━━━━━ DATASET EXTRACT
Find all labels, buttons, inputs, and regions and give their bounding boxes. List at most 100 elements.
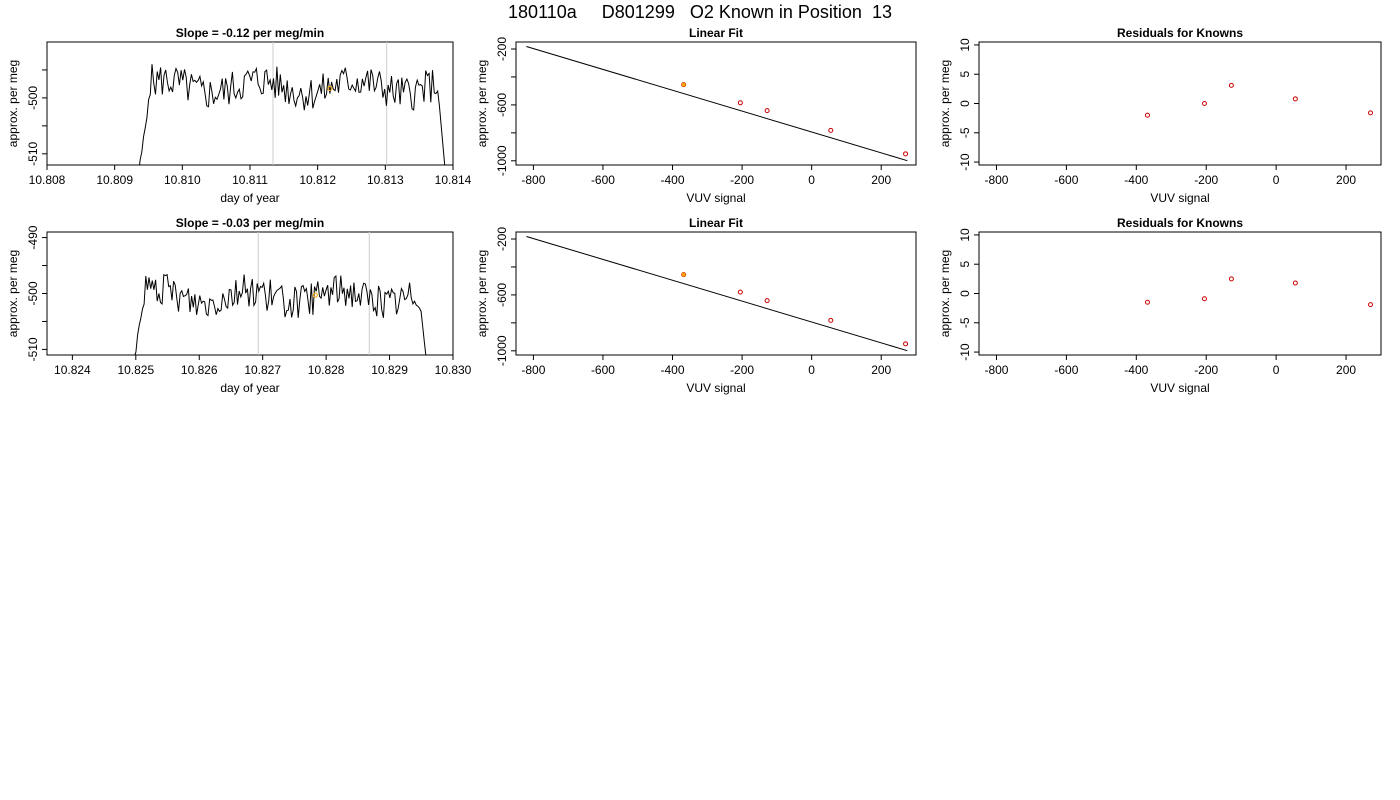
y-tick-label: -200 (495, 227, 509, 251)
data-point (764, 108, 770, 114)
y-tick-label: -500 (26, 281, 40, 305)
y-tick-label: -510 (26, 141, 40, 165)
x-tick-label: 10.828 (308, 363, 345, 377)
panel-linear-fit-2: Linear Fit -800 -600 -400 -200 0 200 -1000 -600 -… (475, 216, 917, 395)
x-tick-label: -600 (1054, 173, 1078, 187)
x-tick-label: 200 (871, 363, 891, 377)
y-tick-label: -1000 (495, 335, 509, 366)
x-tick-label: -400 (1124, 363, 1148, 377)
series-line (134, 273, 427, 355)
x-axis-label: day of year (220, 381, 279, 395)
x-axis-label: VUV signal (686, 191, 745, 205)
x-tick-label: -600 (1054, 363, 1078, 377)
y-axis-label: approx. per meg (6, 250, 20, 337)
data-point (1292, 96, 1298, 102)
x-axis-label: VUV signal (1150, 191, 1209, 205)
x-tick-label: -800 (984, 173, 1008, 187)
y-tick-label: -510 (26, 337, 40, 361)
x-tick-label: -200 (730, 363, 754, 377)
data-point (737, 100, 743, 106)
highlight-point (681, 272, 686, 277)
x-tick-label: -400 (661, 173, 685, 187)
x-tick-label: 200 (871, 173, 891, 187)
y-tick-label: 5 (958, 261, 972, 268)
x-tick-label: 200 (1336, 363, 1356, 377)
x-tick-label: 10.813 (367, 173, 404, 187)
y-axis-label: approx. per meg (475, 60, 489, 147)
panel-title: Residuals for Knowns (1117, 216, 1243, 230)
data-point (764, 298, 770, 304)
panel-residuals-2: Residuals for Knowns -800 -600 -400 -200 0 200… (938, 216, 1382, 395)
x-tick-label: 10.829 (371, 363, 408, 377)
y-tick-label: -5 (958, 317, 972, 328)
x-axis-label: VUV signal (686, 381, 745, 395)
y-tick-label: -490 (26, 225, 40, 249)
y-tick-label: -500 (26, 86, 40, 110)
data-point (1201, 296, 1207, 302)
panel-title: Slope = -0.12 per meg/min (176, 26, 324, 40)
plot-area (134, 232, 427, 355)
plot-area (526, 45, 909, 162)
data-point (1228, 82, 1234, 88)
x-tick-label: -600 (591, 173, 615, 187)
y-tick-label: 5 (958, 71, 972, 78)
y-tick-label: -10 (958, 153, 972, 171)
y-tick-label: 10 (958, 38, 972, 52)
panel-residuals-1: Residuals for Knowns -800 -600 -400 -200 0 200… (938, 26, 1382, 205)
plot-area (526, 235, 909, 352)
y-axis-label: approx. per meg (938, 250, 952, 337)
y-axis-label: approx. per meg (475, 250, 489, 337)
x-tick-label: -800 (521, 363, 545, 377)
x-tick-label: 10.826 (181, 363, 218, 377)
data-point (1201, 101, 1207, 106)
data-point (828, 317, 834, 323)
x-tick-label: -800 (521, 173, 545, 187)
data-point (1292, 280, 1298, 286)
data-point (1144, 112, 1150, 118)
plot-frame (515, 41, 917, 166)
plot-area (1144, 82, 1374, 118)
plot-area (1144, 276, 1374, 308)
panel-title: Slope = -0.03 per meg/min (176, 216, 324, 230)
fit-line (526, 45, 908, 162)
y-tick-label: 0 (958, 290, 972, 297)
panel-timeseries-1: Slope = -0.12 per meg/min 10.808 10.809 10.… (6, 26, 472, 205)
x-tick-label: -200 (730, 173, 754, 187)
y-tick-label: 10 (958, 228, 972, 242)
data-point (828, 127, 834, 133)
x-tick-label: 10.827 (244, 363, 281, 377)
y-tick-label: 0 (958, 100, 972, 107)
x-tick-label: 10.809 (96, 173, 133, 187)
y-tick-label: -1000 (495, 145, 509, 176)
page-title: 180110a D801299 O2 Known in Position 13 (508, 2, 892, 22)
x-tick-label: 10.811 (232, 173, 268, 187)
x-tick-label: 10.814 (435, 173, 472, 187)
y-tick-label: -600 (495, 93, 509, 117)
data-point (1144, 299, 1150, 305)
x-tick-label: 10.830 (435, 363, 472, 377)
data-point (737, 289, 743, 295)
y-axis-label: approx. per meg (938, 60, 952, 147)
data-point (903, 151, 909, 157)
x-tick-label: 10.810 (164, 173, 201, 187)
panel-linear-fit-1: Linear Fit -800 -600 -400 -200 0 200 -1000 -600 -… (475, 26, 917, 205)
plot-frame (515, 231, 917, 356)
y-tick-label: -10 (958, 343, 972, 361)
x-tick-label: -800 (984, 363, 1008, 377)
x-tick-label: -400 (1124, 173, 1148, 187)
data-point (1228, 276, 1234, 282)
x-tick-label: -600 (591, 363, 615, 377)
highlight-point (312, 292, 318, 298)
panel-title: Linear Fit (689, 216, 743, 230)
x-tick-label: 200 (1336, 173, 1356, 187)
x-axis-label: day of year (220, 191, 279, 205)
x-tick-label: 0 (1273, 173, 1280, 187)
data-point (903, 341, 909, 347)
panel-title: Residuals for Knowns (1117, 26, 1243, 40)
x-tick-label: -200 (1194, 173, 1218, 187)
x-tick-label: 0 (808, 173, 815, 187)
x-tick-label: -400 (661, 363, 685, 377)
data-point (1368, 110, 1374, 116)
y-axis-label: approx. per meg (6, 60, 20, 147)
━━━━━━━━━━
__SET PROBLEM__
Rewrite the full material so that each "VUV signal" becomes "vacuum UV signal", keeping every other word as it is and leaving the pictures out.

__CORRECT ANSWER__
Find all labels, buttons, inputs, and regions and give their bounding boxes. List at most 100 elements.
y-tick-label: -200 (495, 227, 509, 251)
data-point (764, 108, 770, 114)
y-tick-label: -500 (26, 281, 40, 305)
y-tick-label: -510 (26, 141, 40, 165)
x-tick-label: 10.828 (308, 363, 345, 377)
panel-linear-fit-2: Linear Fit -800 -600 -400 -200 0 200 -1000 -600 -… (475, 216, 917, 395)
x-tick-label: -600 (1054, 173, 1078, 187)
x-tick-label: 200 (871, 363, 891, 377)
y-tick-label: -1000 (495, 335, 509, 366)
x-tick-label: -400 (1124, 363, 1148, 377)
series-line (134, 273, 427, 355)
x-axis-label: day of year (220, 381, 279, 395)
x-axis-label: vacuum UV signal (686, 191, 745, 205)
x-tick-label: -600 (1054, 363, 1078, 377)
y-axis-label: approx. per meg (6, 250, 20, 337)
data-point (1292, 96, 1298, 102)
x-axis-label: vacuum UV signal (1150, 191, 1209, 205)
x-tick-label: -800 (984, 173, 1008, 187)
y-tick-label: -510 (26, 337, 40, 361)
x-tick-label: -200 (730, 363, 754, 377)
data-point (737, 100, 743, 106)
highlight-point (681, 272, 686, 277)
x-tick-label: -400 (661, 173, 685, 187)
x-tick-label: 200 (871, 173, 891, 187)
y-tick-label: 5 (958, 261, 972, 268)
x-tick-label: 200 (1336, 363, 1356, 377)
x-tick-label: 10.813 (367, 173, 404, 187)
y-axis-label: approx. per meg (475, 60, 489, 147)
panel-title: Residuals for Knowns (1117, 216, 1243, 230)
data-point (764, 298, 770, 304)
panel-residuals-2: Residuals for Knowns -800 -600 -400 -200 0 200… (938, 216, 1382, 395)
x-tick-label: 10.829 (371, 363, 408, 377)
y-tick-label: -5 (958, 317, 972, 328)
x-axis-label: vacuum UV signal (686, 381, 745, 395)
y-tick-label: -490 (26, 225, 40, 249)
y-tick-label: -500 (26, 86, 40, 110)
data-point (1201, 296, 1207, 302)
panel-title: Slope = -0.12 per meg/min (176, 26, 324, 40)
plot-area (134, 232, 427, 355)
plot-area (526, 45, 909, 162)
data-point (1228, 82, 1234, 88)
x-tick-label: -600 (591, 173, 615, 187)
y-tick-label: 5 (958, 71, 972, 78)
y-tick-label: -10 (958, 153, 972, 171)
y-tick-label: 10 (958, 38, 972, 52)
panel-residuals-1: Residuals for Knowns -800 -600 -400 -200 0 200… (938, 26, 1382, 205)
plot-area (526, 235, 909, 352)
y-axis-label: approx. per meg (938, 250, 952, 337)
y-axis-label: approx. per meg (475, 250, 489, 337)
x-tick-label: -800 (521, 363, 545, 377)
x-tick-label: 10.826 (181, 363, 218, 377)
data-point (1201, 101, 1207, 106)
data-point (828, 317, 834, 323)
x-tick-label: -800 (521, 173, 545, 187)
data-point (1292, 280, 1298, 286)
data-point (1144, 112, 1150, 118)
plot-frame (515, 41, 917, 166)
plot-area (1144, 82, 1374, 118)
plot-area (1144, 276, 1374, 308)
panel-title: Slope = -0.03 per meg/min (176, 216, 324, 230)
fit-line (526, 45, 908, 162)
y-tick-label: 0 (958, 290, 972, 297)
panel-timeseries-1: Slope = -0.12 per meg/min 10.808 10.809 10.… (6, 26, 472, 205)
x-tick-label: -200 (730, 173, 754, 187)
y-tick-label: 10 (958, 228, 972, 242)
data-point (828, 127, 834, 133)
x-tick-label: 10.827 (244, 363, 281, 377)
y-tick-label: 0 (958, 100, 972, 107)
x-tick-label: 10.809 (96, 173, 133, 187)
y-tick-label: -1000 (495, 145, 509, 176)
page-title: 180110a D801299 O2 Known in Position 13 (508, 2, 892, 22)
x-tick-label: 10.811 (232, 173, 268, 187)
x-tick-label: 10.814 (435, 173, 472, 187)
y-tick-label: -600 (495, 93, 509, 117)
data-point (1144, 299, 1150, 305)
x-tick-label: 10.830 (435, 363, 472, 377)
data-point (737, 289, 743, 295)
y-axis-label: approx. per meg (938, 60, 952, 147)
data-point (903, 151, 909, 157)
x-tick-label: 10.810 (164, 173, 201, 187)
panel-linear-fit-1: Linear Fit -800 -600 -400 -200 0 200 -1000 -600 -… (475, 26, 917, 205)
plot-frame (515, 231, 917, 356)
y-tick-label: -10 (958, 343, 972, 361)
x-tick-label: -800 (984, 363, 1008, 377)
x-tick-label: -400 (1124, 173, 1148, 187)
data-point (1228, 276, 1234, 282)
x-tick-label: -600 (591, 363, 615, 377)
highlight-point (312, 292, 318, 298)
panel-title: Linear Fit (689, 216, 743, 230)
x-tick-label: 200 (1336, 173, 1356, 187)
x-axis-label: day of year (220, 191, 279, 205)
x-tick-label: 0 (1273, 173, 1280, 187)
data-point (903, 341, 909, 347)
panel-title: Residuals for Knowns (1117, 26, 1243, 40)
x-tick-label: -200 (1194, 173, 1218, 187)
x-tick-label: 0 (808, 173, 815, 187)
x-tick-label: -400 (661, 363, 685, 377)
data-point (1368, 110, 1374, 116)
y-axis-label: approx. per meg (6, 60, 20, 147)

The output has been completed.